TASK INSTRUCTIONS –
State how many lines contain "строительства", and write nothing except that count.

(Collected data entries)
☆ ☆ ☆ ☆ ☆ ☆ ☆
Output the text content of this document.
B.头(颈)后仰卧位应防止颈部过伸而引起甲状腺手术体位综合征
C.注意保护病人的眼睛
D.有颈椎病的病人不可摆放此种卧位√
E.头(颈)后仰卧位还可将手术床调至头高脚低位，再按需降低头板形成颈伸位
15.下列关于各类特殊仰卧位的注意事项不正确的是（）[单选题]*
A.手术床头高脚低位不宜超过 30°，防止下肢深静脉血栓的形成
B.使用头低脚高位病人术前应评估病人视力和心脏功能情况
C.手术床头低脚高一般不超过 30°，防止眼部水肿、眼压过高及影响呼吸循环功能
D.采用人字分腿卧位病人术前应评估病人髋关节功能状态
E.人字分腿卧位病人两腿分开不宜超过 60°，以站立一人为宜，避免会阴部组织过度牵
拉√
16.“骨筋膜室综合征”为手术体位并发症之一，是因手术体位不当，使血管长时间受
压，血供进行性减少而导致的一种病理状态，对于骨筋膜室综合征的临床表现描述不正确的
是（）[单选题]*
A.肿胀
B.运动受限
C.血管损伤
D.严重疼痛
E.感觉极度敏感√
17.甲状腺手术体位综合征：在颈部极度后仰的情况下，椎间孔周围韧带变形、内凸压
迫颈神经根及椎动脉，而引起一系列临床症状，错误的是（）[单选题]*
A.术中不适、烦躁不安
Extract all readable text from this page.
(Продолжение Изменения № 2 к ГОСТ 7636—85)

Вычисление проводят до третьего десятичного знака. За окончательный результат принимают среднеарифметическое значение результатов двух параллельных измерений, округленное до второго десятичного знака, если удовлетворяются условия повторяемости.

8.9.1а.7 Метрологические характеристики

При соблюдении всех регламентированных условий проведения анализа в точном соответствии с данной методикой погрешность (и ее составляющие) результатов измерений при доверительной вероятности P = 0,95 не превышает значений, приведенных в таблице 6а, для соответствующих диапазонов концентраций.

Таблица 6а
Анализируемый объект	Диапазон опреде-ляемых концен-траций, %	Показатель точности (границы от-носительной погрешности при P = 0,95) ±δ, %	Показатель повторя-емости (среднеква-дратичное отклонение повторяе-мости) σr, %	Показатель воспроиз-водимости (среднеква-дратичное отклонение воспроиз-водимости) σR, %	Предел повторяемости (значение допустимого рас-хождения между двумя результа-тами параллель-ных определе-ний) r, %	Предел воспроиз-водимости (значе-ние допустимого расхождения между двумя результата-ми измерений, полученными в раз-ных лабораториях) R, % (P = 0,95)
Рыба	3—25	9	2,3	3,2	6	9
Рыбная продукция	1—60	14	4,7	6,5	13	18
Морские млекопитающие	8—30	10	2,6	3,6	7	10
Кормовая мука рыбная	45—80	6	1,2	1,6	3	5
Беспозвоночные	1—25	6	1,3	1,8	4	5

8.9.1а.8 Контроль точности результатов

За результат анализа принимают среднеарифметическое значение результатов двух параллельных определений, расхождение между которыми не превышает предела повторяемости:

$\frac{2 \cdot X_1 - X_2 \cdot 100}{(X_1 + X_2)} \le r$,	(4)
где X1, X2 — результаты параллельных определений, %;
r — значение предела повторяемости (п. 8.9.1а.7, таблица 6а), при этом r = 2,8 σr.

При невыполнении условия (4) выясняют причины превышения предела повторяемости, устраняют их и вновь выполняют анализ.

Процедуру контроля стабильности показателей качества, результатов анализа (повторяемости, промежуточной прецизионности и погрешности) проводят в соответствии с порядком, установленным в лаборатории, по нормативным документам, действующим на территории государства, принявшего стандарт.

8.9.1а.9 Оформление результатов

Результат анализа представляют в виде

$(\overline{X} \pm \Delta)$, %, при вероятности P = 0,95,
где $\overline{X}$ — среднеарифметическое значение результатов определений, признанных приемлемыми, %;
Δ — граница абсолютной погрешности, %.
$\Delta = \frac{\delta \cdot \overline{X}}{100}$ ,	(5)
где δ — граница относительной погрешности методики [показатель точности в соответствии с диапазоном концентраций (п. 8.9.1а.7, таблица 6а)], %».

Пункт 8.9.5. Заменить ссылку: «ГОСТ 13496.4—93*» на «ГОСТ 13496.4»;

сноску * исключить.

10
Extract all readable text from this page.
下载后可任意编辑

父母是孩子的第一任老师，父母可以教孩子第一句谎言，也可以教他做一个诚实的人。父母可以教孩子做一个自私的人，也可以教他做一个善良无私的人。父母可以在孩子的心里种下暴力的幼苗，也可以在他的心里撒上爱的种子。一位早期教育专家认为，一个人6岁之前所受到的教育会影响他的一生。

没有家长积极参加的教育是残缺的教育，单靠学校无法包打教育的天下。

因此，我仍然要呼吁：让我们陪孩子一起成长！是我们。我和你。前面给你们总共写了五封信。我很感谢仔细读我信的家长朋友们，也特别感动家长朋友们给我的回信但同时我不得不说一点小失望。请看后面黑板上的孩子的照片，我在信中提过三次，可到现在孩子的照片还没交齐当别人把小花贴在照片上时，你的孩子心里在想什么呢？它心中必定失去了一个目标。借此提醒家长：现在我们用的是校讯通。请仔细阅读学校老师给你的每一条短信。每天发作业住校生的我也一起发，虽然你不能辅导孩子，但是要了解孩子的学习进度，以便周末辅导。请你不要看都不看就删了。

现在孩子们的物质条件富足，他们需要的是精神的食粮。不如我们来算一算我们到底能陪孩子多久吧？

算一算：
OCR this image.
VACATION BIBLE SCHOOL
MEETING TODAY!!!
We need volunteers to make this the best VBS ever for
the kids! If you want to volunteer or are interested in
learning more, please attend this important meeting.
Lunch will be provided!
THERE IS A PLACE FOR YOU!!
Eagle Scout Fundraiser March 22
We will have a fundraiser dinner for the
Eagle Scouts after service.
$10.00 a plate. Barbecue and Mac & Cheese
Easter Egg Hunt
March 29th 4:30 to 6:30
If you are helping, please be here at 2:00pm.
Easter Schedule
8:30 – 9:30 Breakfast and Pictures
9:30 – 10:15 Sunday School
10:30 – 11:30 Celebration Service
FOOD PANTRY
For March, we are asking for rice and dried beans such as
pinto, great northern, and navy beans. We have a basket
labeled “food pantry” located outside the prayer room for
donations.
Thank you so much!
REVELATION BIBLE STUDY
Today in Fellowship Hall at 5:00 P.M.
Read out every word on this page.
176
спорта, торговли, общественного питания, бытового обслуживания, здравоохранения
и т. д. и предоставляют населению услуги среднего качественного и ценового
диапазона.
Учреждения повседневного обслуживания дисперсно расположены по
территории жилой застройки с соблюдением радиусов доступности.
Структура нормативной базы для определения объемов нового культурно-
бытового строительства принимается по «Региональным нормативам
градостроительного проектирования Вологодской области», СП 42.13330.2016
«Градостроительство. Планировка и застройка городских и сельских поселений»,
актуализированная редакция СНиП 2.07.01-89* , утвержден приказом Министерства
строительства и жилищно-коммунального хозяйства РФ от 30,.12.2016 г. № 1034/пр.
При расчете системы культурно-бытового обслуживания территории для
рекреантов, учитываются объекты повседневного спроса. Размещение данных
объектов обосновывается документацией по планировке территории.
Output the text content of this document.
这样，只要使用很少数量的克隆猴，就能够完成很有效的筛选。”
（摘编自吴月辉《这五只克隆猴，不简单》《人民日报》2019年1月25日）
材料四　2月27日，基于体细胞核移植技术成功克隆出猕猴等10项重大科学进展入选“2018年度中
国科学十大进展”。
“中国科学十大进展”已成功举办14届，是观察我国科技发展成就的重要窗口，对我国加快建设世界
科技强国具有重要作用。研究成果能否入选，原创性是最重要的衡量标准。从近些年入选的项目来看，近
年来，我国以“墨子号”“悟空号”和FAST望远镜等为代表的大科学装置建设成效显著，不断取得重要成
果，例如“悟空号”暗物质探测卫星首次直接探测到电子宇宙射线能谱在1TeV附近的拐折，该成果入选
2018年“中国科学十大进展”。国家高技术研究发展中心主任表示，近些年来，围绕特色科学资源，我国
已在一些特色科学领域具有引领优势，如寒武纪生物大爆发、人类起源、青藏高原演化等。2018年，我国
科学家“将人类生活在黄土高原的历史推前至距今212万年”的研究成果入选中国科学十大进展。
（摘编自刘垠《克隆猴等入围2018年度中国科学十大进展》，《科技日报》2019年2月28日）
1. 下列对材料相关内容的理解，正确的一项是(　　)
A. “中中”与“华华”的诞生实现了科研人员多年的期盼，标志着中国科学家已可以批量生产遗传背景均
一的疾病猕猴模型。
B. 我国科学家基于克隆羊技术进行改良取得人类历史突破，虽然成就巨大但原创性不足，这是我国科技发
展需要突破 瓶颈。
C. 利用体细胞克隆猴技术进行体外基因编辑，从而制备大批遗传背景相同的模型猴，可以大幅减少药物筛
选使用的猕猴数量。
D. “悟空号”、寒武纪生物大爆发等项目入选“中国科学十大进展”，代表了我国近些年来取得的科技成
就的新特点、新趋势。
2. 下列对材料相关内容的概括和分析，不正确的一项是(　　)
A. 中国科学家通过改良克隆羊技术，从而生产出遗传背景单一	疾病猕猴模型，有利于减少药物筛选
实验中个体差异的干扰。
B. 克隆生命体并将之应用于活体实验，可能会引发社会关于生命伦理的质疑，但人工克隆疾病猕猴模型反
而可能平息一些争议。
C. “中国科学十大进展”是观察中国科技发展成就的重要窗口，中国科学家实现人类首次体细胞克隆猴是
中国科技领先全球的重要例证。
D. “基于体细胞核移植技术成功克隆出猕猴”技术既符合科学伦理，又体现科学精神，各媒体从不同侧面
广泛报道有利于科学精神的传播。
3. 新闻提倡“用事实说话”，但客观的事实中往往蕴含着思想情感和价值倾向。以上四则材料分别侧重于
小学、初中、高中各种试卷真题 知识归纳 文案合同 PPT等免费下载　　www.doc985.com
☆ ☆ ☆ ☆ ☆ ☆ ☆
TASK OUTPUT –
2